- DO THIS:
Extract the records below word for word and ignore the images.
——————————
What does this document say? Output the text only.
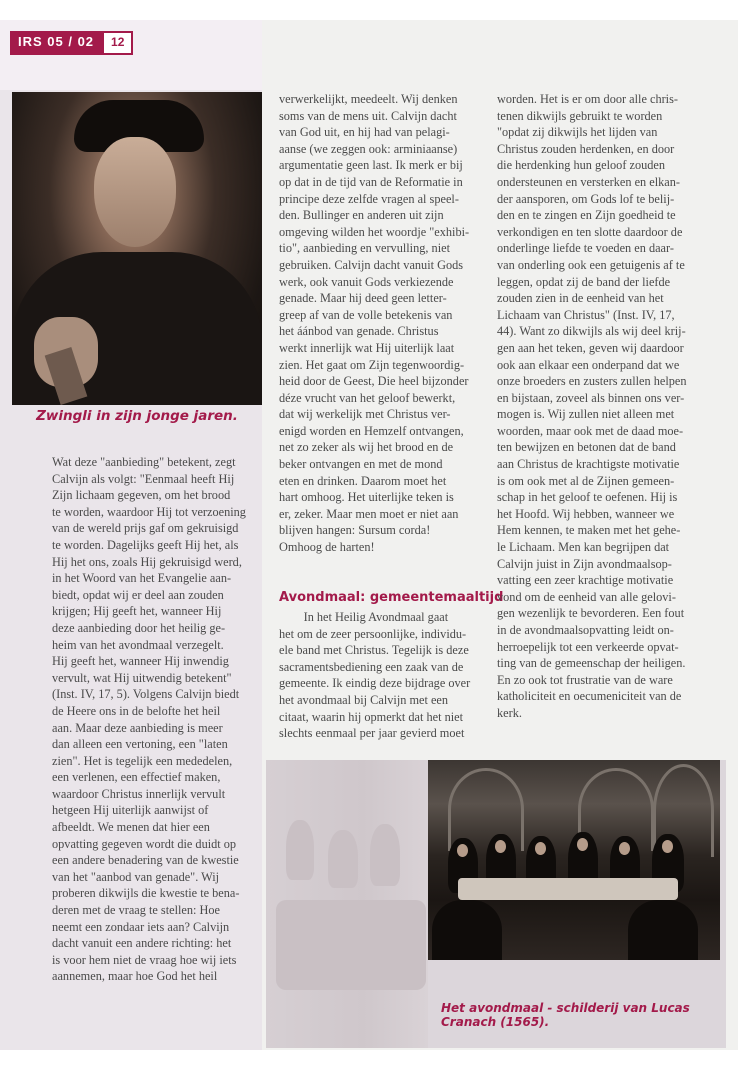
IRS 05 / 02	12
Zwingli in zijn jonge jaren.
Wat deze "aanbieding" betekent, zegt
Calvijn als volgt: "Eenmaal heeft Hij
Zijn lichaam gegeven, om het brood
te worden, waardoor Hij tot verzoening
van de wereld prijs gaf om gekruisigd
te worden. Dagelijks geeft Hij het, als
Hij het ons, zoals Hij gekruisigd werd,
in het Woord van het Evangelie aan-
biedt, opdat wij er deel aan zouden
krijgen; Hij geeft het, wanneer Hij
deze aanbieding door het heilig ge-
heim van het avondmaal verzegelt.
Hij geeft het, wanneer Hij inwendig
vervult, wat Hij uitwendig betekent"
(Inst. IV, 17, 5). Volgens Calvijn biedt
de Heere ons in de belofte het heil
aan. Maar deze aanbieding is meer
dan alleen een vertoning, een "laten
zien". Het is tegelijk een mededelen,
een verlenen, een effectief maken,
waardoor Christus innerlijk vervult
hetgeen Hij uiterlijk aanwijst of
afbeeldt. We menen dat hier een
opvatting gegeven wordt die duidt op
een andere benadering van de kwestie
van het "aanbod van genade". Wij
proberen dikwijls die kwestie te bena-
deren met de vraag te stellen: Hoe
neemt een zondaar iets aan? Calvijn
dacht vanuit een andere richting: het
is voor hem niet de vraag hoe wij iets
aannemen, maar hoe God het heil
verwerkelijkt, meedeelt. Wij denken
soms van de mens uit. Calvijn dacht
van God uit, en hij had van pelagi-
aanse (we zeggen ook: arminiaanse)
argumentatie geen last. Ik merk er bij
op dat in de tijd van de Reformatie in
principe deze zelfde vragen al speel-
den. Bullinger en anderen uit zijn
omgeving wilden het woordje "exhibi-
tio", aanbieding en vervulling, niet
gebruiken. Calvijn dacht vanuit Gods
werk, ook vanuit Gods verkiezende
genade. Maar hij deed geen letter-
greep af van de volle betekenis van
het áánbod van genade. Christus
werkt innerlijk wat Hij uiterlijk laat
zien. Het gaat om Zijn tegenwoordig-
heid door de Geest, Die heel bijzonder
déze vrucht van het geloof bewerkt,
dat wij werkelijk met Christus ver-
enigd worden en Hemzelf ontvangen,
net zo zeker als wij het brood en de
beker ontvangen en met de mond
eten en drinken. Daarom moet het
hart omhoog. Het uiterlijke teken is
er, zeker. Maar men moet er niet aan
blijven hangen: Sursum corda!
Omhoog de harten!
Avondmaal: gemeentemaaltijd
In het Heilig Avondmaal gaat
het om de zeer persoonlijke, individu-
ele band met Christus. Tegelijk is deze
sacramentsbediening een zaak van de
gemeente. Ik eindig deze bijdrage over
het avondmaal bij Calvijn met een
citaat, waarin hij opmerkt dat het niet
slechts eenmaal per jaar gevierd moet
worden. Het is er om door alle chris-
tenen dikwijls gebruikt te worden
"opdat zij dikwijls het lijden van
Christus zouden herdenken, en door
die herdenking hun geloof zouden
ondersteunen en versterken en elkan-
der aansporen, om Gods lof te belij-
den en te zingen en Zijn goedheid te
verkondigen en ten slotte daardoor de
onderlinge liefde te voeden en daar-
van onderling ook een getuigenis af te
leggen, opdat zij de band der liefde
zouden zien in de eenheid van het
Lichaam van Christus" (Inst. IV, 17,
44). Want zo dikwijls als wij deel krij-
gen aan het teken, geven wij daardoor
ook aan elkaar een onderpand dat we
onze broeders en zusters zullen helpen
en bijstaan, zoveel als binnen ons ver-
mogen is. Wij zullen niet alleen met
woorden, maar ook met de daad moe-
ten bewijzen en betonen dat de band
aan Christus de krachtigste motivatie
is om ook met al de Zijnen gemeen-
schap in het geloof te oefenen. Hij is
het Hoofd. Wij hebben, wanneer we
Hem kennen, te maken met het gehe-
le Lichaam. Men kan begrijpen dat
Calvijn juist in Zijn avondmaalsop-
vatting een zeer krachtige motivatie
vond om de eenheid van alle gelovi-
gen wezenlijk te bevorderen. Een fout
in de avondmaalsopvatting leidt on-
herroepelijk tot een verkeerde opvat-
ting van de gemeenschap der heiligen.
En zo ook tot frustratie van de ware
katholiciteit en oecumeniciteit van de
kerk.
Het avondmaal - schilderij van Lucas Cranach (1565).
——————————
- SOLUTION TO THE EXERCISE:
What does this document say? Output the text only.
IRS 05 / 02	12
Zwingli in zijn jonge jaren.
Wat deze "aanbieding" betekent, zegt
Calvijn als volgt: "Eenmaal heeft Hij
Zijn lichaam gegeven, om het brood
te worden, waardoor Hij tot verzoening
van de wereld prijs gaf om gekruisigd
te worden. Dagelijks geeft Hij het, als
Hij het ons, zoals Hij gekruisigd werd,
in het Woord van het Evangelie aan-
biedt, opdat wij er deel aan zouden
krijgen; Hij geeft het, wanneer Hij
deze aanbieding door het heilig ge-
heim van het avondmaal verzegelt.
Hij geeft het, wanneer Hij inwendig
vervult, wat Hij uitwendig betekent"
(Inst. IV, 17, 5). Volgens Calvijn biedt
de Heere ons in de belofte het heil
aan. Maar deze aanbieding is meer
dan alleen een vertoning, een "laten
zien". Het is tegelijk een mededelen,
een verlenen, een effectief maken,
waardoor Christus innerlijk vervult
hetgeen Hij uiterlijk aanwijst of
afbeeldt. We menen dat hier een
opvatting gegeven wordt die duidt op
een andere benadering van de kwestie
van het "aanbod van genade". Wij
proberen dikwijls die kwestie te bena-
deren met de vraag te stellen: Hoe
neemt een zondaar iets aan? Calvijn
dacht vanuit een andere richting: het
is voor hem niet de vraag hoe wij iets
aannemen, maar hoe God het heil
verwerkelijkt, meedeelt. Wij denken
soms van de mens uit. Calvijn dacht
van God uit, en hij had van pelagi-
aanse (we zeggen ook: arminiaanse)
argumentatie geen last. Ik merk er bij
op dat in de tijd van de Reformatie in
principe deze zelfde vragen al speel-
den. Bullinger en anderen uit zijn
omgeving wilden het woordje "exhibi-
tio", aanbieding en vervulling, niet
gebruiken. Calvijn dacht vanuit Gods
werk, ook vanuit Gods verkiezende
genade. Maar hij deed geen letter-
greep af van de volle betekenis van
het áánbod van genade. Christus
werkt innerlijk wat Hij uiterlijk laat
zien. Het gaat om Zijn tegenwoordig-
heid door de Geest, Die heel bijzonder
déze vrucht van het geloof bewerkt,
dat wij werkelijk met Christus ver-
enigd worden en Hemzelf ontvangen,
net zo zeker als wij het brood en de
beker ontvangen en met de mond
eten en drinken. Daarom moet het
hart omhoog. Het uiterlijke teken is
er, zeker. Maar men moet er niet aan
blijven hangen: Sursum corda!
Omhoog de harten!
Avondmaal: gemeentemaaltijd
In het Heilig Avondmaal gaat
het om de zeer persoonlijke, individu-
ele band met Christus. Tegelijk is deze
sacramentsbediening een zaak van de
gemeente. Ik eindig deze bijdrage over
het avondmaal bij Calvijn met een
citaat, waarin hij opmerkt dat het niet
slechts eenmaal per jaar gevierd moet
worden. Het is er om door alle chris-
tenen dikwijls gebruikt te worden
"opdat zij dikwijls het lijden van
Christus zouden herdenken, en door
die herdenking hun geloof zouden
ondersteunen en versterken en elkan-
der aansporen, om Gods lof te belij-
den en te zingen en Zijn goedheid te
verkondigen en ten slotte daardoor de
onderlinge liefde te voeden en daar-
van onderling ook een getuigenis af te
leggen, opdat zij de band der liefde
zouden zien in de eenheid van het
Lichaam van Christus" (Inst. IV, 17,
44). Want zo dikwijls als wij deel krij-
gen aan het teken, geven wij daardoor
ook aan elkaar een onderpand dat we
onze broeders en zusters zullen helpen
en bijstaan, zoveel als binnen ons ver-
mogen is. Wij zullen niet alleen met
woorden, maar ook met de daad moe-
ten bewijzen en betonen dat de band
aan Christus de krachtigste motivatie
is om ook met al de Zijnen gemeen-
schap in het geloof te oefenen. Hij is
het Hoofd. Wij hebben, wanneer we
Hem kennen, te maken met het gehe-
le Lichaam. Men kan begrijpen dat
Calvijn juist in Zijn avondmaalsop-
vatting een zeer krachtige motivatie
vond om de eenheid van alle gelovi-
gen wezenlijk te bevorderen. Een fout
in de avondmaalsopvatting leidt on-
herroepelijk tot een verkeerde opvat-
ting van de gemeenschap der heiligen.
En zo ook tot frustratie van de ware
katholiciteit en oecumeniciteit van de
kerk.
Het avondmaal - schilderij van Lucas Cranach (1565).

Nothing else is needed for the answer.